## Begin Data for this exercise
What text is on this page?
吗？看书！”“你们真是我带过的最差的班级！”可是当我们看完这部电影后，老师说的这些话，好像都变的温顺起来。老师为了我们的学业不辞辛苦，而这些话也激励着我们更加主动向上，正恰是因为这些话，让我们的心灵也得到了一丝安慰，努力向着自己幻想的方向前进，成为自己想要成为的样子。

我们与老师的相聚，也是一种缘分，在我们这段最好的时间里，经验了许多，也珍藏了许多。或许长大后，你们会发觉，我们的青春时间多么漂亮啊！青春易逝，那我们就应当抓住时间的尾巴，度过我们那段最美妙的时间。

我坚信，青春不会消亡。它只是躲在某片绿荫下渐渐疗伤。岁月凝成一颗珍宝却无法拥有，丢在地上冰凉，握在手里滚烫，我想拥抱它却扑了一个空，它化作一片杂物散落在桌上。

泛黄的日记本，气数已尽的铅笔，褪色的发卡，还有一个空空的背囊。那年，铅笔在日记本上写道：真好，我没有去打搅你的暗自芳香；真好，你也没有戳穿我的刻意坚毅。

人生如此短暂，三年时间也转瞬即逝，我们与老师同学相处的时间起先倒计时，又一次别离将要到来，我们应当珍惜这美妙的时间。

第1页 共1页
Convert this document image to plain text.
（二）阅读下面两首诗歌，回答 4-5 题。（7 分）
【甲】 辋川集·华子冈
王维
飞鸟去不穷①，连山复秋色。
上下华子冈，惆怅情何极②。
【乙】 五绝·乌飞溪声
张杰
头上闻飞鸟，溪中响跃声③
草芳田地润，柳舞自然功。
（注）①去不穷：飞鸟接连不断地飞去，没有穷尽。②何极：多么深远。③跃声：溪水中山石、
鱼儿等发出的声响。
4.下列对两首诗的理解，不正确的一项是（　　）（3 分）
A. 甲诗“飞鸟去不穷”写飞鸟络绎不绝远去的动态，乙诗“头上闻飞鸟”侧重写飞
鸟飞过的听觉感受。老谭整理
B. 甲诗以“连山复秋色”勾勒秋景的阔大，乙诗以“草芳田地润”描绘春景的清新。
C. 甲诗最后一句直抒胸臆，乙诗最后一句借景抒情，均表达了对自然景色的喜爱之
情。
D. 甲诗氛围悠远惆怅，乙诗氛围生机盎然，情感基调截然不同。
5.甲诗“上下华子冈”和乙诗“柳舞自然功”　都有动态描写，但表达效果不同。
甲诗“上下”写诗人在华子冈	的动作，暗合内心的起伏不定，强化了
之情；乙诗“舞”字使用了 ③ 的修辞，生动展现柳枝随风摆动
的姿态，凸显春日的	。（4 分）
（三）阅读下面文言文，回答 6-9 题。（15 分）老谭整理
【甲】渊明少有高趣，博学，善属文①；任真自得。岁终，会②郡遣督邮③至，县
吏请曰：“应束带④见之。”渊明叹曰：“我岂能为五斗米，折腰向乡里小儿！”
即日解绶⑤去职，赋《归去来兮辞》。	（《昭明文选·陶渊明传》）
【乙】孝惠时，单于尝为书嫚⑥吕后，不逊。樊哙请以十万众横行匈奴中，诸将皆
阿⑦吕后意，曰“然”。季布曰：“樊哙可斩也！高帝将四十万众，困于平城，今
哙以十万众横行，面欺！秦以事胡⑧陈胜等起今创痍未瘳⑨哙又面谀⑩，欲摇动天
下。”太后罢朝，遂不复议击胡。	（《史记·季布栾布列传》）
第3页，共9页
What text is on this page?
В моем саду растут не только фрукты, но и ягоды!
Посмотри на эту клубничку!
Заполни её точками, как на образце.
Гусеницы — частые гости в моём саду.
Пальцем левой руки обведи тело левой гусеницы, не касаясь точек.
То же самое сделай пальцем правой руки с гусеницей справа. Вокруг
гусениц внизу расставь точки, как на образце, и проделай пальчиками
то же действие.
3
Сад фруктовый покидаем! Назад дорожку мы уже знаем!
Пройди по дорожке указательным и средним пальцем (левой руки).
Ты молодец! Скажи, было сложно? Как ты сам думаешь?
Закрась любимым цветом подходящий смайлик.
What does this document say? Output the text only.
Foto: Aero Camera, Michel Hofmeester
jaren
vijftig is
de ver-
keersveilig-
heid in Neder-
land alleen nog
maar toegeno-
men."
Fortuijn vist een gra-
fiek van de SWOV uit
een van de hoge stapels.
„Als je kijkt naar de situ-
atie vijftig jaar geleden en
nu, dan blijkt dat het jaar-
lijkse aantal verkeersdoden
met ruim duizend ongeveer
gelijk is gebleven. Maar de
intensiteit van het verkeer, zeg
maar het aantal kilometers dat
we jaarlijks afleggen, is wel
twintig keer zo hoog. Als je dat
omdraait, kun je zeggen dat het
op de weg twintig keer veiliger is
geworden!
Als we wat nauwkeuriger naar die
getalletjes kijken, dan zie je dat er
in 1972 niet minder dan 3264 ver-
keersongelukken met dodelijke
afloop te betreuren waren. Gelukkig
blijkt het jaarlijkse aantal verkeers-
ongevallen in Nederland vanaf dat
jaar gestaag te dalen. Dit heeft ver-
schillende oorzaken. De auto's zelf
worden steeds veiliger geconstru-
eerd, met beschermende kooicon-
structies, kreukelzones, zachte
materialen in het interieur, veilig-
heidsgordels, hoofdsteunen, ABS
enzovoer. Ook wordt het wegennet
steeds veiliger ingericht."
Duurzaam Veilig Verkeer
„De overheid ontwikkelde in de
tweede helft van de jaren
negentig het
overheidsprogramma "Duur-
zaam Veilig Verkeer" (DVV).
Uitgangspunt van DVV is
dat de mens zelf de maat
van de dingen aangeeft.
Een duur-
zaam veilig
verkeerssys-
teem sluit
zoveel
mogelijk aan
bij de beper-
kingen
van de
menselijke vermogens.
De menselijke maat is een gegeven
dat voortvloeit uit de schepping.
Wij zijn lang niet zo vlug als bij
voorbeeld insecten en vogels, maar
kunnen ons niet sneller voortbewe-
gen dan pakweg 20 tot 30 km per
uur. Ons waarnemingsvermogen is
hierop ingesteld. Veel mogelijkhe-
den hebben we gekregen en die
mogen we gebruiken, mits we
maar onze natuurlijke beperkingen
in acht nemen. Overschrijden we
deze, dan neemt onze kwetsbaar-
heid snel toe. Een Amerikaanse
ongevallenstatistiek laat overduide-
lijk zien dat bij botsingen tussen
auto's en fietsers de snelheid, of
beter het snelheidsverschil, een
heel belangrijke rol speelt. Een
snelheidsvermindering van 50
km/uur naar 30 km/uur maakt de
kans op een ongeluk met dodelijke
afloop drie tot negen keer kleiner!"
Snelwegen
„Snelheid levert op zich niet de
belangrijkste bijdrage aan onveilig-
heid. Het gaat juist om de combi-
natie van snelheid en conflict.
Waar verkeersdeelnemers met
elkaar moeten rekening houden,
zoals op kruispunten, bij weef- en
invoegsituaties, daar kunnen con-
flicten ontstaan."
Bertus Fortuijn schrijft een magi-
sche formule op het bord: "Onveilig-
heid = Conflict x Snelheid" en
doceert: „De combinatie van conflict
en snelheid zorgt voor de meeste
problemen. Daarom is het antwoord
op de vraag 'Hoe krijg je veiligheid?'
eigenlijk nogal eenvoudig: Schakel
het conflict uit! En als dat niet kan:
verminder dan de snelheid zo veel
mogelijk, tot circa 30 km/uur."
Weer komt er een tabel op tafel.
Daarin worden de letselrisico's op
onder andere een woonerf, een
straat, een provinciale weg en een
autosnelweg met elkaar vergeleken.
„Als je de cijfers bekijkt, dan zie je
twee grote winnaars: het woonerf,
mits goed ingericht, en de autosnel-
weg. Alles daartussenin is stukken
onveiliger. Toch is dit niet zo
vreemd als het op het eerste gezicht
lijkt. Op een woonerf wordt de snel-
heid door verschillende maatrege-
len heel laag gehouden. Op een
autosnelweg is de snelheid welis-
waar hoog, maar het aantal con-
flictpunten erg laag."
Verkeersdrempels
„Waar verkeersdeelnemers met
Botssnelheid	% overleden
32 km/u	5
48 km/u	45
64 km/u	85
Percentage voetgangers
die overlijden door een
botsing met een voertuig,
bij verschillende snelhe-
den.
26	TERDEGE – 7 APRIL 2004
## End Data for this exercise
_Set exercise_.
From the material given, work out how many lines hold the string "steeds"; state that number and nothing further.

_Exercise result_.
2